*GIVEN TASK*
Would you write out the entries below, every one of them, exactly?

*INPUT MATERIAL*
%%

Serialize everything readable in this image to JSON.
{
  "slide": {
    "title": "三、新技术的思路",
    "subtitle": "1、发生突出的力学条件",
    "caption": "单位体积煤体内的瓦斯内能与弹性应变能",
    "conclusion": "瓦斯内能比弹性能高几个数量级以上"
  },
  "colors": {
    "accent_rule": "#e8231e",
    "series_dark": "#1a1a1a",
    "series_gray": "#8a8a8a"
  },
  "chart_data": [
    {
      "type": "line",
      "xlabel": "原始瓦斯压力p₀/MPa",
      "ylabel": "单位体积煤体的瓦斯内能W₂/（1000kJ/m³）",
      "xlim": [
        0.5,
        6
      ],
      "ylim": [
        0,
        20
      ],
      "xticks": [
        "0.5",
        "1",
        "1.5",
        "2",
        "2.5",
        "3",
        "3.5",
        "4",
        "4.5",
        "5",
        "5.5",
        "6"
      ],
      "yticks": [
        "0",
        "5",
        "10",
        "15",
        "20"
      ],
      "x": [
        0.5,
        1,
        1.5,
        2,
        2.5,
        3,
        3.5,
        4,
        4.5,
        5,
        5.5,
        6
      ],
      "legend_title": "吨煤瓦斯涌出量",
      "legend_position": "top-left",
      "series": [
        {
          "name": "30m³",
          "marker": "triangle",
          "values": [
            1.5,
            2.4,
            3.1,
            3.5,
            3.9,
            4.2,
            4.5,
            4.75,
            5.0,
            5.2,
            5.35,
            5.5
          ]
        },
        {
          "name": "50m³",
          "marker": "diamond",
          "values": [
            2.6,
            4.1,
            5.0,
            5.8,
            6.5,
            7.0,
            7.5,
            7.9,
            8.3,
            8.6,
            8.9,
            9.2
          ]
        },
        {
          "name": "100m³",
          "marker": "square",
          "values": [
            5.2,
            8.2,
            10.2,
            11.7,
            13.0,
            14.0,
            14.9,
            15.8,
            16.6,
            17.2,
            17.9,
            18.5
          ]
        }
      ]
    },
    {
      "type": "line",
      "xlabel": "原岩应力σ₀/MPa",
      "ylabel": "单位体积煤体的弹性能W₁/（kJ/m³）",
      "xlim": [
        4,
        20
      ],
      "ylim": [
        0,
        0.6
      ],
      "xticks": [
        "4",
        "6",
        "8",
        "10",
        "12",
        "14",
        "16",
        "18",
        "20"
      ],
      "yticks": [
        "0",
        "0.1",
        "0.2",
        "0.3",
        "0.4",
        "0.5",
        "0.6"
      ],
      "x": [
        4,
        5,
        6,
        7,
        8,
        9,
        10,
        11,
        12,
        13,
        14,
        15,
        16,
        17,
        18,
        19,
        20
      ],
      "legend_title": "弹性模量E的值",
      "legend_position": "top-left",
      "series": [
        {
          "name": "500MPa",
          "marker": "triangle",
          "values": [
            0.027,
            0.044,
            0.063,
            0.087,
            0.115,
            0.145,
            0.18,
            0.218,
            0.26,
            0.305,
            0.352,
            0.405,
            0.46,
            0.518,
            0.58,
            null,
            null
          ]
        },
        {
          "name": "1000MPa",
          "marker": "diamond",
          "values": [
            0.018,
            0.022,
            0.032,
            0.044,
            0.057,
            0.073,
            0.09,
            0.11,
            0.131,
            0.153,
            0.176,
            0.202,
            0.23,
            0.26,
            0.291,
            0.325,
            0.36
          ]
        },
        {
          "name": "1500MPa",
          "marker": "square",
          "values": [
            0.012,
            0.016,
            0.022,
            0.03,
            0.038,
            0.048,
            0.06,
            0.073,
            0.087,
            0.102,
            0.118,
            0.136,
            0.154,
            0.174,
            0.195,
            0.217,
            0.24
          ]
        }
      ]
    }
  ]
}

%%

*WRITTEN ANSWER*
Serialize everything readable in this image to JSON.
{
  "slide": {
    "title": "三、新技术的思路",
    "subtitle": "1、发生突出的力学条件",
    "caption": "单位体积煤体内的瓦斯内能与弹性应变能",
    "conclusion": "瓦斯内能比弹性能高几个数量级以上"
  },
  "colors": {
    "accent_rule": "#e8231e",
    "series_dark": "#1a1a1a",
    "series_gray": "#8a8a8a"
  },
  "chart_data": [
    {
      "type": "line",
      "xlabel": "原始瓦斯压力p₀/MPa",
      "ylabel": "单位体积煤体的瓦斯内能W₂/（1000kJ/m³）",
      "xlim": [
        0.5,
        6
      ],
      "ylim": [
        0,
        20
      ],
      "xticks": [
        "0.5",
        "1",
        "1.5",
        "2",
        "2.5",
        "3",
        "3.5",
        "4",
        "4.5",
        "5",
        "5.5",
        "6"
      ],
      "yticks": [
        "0",
        "5",
        "10",
        "15",
        "20"
      ],
      "x": [
        0.5,
        1,
        1.5,
        2,
        2.5,
        3,
        3.5,
        4,
        4.5,
        5,
        5.5,
        6
      ],
      "legend_title": "吨煤瓦斯涌出量",
      "legend_position": "top-left",
      "series": [
        {
          "name": "30m³",
          "marker": "triangle",
          "values": [
            1.5,
            2.4,
            3.1,
            3.5,
            3.9,
            4.2,
            4.5,
            4.75,
            5.0,
            5.2,
            5.35,
            5.5
          ]
        },
        {
          "name": "50m³",
          "marker": "diamond",
          "values": [
            2.6,
            4.1,
            5.0,
            5.8,
            6.5,
            7.0,
            7.5,
            7.9,
            8.3,
            8.6,
            8.9,
            9.2
          ]
        },
        {
          "name": "100m³",
          "marker": "square",
          "values": [
            5.2,
            8.2,
            10.2,
            11.7,
            13.0,
            14.0,
            14.9,
            15.8,
            16.6,
            17.2,
            17.9,
            18.5
          ]
        }
      ]
    },
    {
      "type": "line",
      "xlabel": "原岩应力σ₀/MPa",
      "ylabel": "单位体积煤体的弹性能W₁/（kJ/m³）",
      "xlim": [
        4,
        20
      ],
      "ylim": [
        0,
        0.6
      ],
      "xticks": [
        "4",
        "6",
        "8",
        "10",
        "12",
        "14",
        "16",
        "18",
        "20"
      ],
      "yticks": [
        "0",
        "0.1",
        "0.2",
        "0.3",
        "0.4",
        "0.5",
        "0.6"
      ],
      "x": [
        4,
        5,
        6,
        7,
        8,
        9,
        10,
        11,
        12,
        13,
        14,
        15,
        16,
        17,
        18,
        19,
        20
      ],
      "legend_title": "弹性模量E的值",
      "legend_position": "top-left",
      "series": [
        {
          "name": "500MPa",
          "marker": "triangle",
          "values": [
            0.027,
            0.044,
            0.063,
            0.087,
            0.115,
            0.145,
            0.18,
            0.218,
            0.26,
            0.305,
            0.352,
            0.405,
            0.46,
            0.518,
            0.58,
            null,
            null
          ]
        },
        {
          "name": "1000MPa",
          "marker": "diamond",
          "values": [
            0.018,
            0.022,
            0.032,
            0.044,
            0.057,
            0.073,
            0.09,
            0.11,
            0.131,
            0.153,
            0.176,
            0.202,
            0.23,
            0.26,
            0.291,
            0.325,
            0.36
          ]
        },
        {
          "name": "1500MPa",
          "marker": "square",
          "values": [
            0.012,
            0.016,
            0.022,
            0.03,
            0.038,
            0.048,
            0.06,
            0.073,
            0.087,
            0.102,
            0.118,
            0.136,
            0.154,
            0.174,
            0.195,
            0.217,
            0.24
          ]
        }
      ]
    }
  ]
}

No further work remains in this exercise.